[Some records]
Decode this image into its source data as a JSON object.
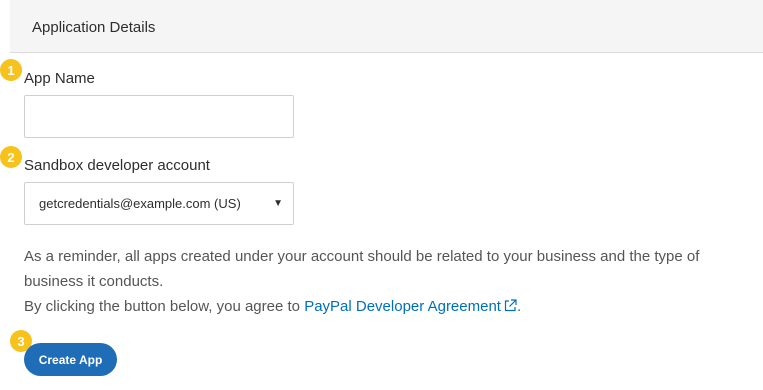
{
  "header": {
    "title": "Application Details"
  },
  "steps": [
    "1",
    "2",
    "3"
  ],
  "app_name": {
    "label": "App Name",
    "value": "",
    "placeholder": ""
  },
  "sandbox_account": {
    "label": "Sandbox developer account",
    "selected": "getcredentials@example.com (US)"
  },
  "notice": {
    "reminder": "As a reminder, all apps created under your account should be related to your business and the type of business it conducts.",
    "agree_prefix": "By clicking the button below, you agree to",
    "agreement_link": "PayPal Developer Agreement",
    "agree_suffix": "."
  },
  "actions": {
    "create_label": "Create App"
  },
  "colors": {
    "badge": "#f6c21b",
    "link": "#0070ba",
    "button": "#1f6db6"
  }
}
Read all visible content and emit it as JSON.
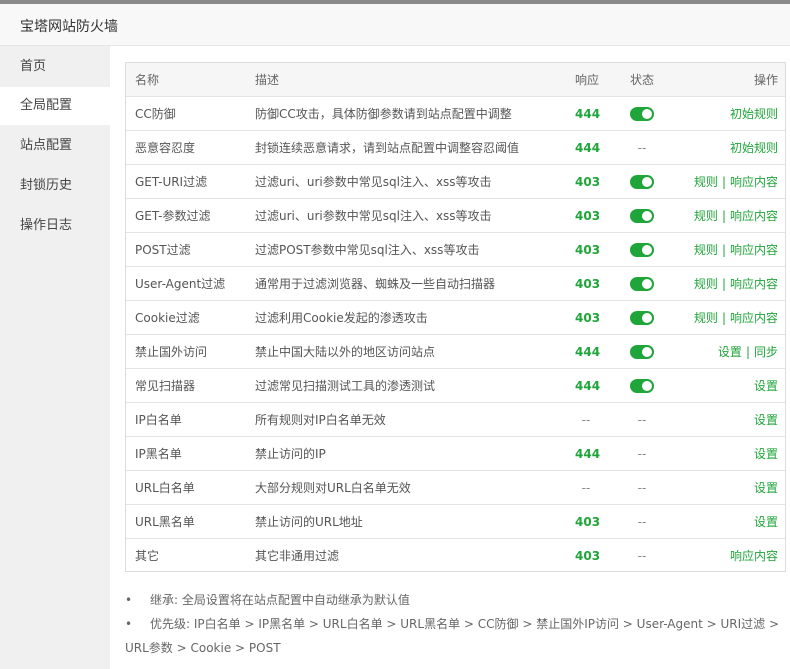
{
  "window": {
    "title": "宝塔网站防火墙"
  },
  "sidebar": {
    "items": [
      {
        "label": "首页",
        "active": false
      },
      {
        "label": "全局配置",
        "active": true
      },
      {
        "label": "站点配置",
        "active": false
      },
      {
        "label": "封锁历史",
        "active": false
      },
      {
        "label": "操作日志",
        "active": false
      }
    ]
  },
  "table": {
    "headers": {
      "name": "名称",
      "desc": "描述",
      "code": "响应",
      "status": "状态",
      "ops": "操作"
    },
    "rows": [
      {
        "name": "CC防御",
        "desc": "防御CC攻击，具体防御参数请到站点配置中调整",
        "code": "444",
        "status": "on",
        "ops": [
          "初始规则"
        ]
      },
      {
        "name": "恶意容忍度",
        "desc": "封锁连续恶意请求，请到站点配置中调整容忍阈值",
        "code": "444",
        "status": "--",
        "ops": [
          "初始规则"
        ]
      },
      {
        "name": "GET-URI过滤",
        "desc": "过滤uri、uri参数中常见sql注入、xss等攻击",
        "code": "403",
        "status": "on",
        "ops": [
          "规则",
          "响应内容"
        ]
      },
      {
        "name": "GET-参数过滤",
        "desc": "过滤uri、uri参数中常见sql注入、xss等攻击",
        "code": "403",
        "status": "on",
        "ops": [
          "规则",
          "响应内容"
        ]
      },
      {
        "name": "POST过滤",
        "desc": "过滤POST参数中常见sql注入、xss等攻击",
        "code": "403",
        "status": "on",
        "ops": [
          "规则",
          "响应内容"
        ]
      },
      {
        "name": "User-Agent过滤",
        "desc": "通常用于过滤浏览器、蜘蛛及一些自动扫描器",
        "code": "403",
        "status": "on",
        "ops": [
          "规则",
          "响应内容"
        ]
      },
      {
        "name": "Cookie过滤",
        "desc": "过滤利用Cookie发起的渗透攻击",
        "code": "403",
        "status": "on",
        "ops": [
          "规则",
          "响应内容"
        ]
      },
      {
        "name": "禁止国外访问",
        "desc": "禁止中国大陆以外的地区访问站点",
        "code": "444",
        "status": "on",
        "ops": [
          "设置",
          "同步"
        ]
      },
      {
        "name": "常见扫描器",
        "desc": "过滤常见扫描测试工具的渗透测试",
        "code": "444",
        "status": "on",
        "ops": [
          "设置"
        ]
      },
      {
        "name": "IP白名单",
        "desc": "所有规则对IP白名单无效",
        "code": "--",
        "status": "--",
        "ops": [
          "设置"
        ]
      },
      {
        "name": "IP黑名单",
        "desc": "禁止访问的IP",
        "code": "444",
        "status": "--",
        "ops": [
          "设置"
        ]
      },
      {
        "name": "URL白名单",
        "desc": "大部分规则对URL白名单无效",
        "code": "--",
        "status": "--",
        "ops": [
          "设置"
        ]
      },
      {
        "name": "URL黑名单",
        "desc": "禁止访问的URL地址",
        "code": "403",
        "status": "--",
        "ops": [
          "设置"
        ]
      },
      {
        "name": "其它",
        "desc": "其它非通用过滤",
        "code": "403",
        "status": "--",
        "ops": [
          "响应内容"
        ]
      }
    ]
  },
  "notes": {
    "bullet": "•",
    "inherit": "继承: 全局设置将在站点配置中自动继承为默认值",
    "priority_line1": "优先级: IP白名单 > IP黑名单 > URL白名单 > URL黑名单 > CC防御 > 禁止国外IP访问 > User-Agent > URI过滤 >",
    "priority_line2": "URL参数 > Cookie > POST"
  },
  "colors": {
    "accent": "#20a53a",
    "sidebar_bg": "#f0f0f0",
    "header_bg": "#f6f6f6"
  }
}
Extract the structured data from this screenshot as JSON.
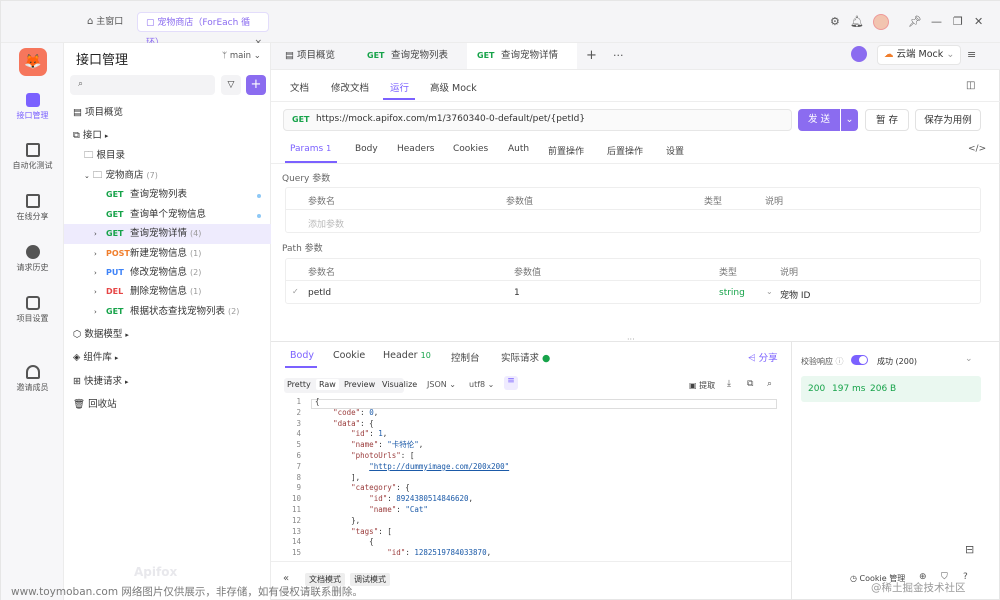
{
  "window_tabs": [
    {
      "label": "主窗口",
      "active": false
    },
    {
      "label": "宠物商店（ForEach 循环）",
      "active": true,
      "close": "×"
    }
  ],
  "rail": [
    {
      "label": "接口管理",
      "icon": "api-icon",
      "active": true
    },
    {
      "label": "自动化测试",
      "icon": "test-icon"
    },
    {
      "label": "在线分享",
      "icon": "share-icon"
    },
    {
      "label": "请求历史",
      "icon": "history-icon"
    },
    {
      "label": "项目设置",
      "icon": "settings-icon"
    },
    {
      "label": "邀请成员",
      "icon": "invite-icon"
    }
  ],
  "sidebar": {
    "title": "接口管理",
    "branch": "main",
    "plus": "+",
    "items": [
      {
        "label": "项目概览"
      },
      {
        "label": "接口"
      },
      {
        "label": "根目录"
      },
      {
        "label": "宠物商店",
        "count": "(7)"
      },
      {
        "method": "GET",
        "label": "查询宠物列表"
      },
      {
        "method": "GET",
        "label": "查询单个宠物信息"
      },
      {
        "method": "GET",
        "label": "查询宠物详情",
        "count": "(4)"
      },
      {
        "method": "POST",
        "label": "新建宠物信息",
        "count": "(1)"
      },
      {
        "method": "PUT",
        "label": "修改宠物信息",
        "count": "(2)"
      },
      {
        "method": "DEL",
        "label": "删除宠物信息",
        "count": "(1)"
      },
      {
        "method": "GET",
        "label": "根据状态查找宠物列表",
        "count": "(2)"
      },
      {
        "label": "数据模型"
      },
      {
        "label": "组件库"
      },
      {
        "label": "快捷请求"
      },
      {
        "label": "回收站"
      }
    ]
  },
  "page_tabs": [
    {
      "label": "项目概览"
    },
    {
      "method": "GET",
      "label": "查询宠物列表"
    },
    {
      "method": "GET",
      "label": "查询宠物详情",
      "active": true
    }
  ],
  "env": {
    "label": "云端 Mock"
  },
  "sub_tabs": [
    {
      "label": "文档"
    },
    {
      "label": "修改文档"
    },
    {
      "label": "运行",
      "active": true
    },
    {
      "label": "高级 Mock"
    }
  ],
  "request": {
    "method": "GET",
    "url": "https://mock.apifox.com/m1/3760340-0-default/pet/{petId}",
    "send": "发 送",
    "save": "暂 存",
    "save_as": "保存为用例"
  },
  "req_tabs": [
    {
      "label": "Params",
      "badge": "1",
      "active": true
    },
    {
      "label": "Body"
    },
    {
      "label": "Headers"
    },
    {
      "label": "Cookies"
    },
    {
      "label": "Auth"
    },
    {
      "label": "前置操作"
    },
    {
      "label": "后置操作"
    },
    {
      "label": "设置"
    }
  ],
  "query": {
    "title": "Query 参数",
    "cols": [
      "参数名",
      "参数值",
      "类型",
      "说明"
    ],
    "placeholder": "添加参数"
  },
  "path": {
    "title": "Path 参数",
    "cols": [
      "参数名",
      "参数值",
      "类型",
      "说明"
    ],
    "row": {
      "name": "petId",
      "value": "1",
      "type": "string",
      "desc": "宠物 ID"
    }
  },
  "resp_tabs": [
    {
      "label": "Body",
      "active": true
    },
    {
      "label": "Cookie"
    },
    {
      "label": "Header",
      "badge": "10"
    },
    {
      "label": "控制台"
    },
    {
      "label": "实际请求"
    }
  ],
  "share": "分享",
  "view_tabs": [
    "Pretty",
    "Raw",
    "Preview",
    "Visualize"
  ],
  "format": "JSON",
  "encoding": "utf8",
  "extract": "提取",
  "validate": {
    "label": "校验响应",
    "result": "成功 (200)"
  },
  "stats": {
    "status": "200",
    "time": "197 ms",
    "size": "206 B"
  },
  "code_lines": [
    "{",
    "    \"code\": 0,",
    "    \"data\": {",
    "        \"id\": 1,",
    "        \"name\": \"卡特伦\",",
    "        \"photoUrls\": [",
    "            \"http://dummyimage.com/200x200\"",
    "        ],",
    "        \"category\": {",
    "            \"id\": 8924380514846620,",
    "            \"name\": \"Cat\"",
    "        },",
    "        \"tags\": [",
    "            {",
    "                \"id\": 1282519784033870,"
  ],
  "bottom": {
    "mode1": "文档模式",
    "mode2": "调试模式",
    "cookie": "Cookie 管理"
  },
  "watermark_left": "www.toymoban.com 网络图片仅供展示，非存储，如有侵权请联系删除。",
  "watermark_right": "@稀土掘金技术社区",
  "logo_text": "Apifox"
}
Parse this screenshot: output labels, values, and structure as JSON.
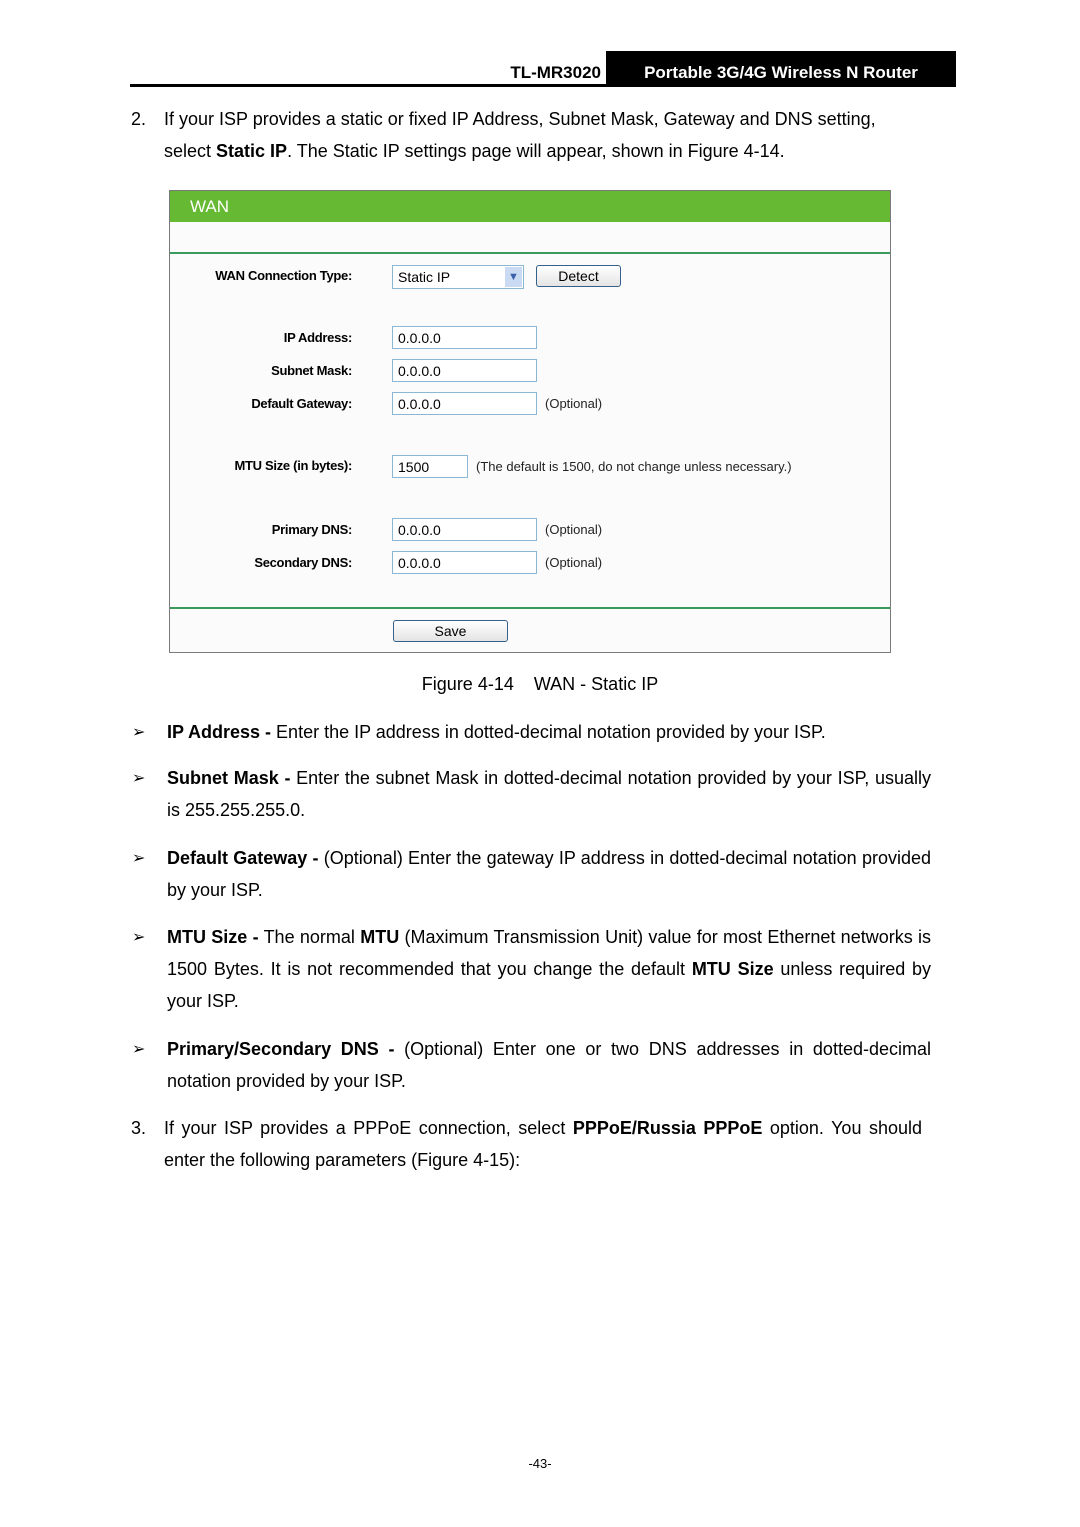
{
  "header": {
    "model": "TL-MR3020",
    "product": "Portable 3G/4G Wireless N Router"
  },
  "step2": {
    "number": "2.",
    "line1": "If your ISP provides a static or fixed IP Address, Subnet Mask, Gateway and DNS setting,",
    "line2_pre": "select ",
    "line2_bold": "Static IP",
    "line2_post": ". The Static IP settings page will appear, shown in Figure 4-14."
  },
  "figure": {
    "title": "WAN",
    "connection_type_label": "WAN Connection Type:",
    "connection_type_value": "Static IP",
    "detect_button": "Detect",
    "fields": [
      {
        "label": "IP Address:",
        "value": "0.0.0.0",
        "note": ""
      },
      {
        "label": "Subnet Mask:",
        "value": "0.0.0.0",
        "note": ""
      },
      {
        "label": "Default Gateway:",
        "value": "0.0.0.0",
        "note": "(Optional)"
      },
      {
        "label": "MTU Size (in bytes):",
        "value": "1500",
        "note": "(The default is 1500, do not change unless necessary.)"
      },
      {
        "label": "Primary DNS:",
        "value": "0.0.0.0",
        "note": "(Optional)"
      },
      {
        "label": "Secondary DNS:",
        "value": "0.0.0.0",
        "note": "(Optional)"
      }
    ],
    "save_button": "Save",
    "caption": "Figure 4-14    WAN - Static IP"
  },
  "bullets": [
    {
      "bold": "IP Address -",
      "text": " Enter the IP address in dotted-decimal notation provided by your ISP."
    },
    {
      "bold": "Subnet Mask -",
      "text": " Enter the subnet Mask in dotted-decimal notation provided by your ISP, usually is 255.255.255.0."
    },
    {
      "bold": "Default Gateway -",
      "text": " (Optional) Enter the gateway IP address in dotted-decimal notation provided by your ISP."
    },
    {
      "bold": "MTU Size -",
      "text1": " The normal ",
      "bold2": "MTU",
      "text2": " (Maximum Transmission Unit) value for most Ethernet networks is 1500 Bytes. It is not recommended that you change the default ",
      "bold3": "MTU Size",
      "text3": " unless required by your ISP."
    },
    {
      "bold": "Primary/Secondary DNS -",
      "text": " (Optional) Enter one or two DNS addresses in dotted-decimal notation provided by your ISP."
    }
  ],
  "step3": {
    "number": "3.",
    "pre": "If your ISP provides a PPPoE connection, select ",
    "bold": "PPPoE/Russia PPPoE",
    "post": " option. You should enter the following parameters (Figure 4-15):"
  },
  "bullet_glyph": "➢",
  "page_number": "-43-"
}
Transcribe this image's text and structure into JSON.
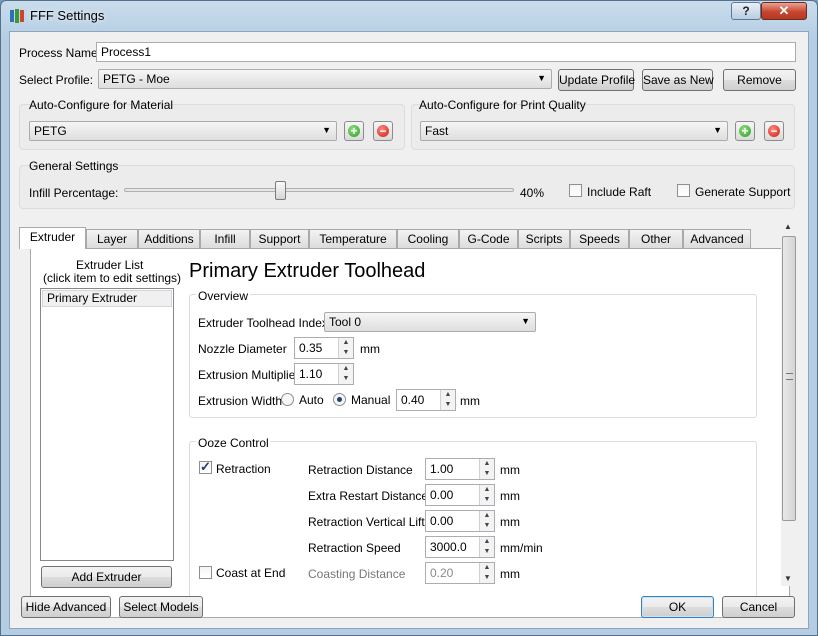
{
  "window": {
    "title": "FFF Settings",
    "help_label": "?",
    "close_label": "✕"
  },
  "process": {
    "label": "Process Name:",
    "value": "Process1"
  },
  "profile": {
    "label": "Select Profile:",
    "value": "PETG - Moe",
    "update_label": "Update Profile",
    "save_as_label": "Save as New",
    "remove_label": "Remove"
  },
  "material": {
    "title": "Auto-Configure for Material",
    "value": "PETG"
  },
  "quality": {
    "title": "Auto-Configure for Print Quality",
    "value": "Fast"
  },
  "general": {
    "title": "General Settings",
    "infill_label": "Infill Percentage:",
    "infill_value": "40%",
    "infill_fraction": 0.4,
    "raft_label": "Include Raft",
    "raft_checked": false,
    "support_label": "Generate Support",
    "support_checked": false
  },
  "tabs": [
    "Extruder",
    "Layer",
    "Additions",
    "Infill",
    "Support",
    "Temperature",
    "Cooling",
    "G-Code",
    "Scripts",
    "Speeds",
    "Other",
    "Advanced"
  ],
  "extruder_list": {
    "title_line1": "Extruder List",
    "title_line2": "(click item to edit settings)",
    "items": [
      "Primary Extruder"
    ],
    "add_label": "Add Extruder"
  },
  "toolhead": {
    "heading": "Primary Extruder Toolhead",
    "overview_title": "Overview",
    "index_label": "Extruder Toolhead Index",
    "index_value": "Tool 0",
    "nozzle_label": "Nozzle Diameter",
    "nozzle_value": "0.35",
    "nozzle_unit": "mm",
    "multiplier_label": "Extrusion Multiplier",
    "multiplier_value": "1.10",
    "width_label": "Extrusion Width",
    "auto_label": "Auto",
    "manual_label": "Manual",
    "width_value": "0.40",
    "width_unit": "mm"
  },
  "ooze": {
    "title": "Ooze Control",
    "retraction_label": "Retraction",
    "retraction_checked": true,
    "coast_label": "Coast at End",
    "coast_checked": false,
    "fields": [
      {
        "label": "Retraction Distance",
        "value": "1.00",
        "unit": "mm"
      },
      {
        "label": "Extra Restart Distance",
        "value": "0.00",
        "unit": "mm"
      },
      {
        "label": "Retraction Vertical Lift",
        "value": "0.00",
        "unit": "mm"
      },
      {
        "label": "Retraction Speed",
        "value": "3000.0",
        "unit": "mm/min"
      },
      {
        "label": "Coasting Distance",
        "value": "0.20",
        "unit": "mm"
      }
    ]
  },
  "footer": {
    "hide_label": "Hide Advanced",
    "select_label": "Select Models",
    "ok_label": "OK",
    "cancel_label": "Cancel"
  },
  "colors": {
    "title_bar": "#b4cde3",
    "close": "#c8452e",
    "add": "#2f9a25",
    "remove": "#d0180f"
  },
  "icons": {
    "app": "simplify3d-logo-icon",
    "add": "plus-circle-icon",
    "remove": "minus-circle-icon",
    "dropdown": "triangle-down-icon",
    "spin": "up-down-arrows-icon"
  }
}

:: What this task involves ::
Select every line in the material above where the string "decimal" occurs, and copy it.

:: Solution for this problem ::
      "text": " Enter the IP address in dotted-decimal notation provided by your ISP."
      "text": " Enter the subnet Mask in dotted-decimal notation provided by your ISP, usually is 255.255.255.0."
      "text": " (Optional) Enter the gateway IP address in dotted-decimal notation provided by your ISP."
      "text": " (Optional) Enter one or two DNS addresses in dotted-decimal notation provided by your ISP."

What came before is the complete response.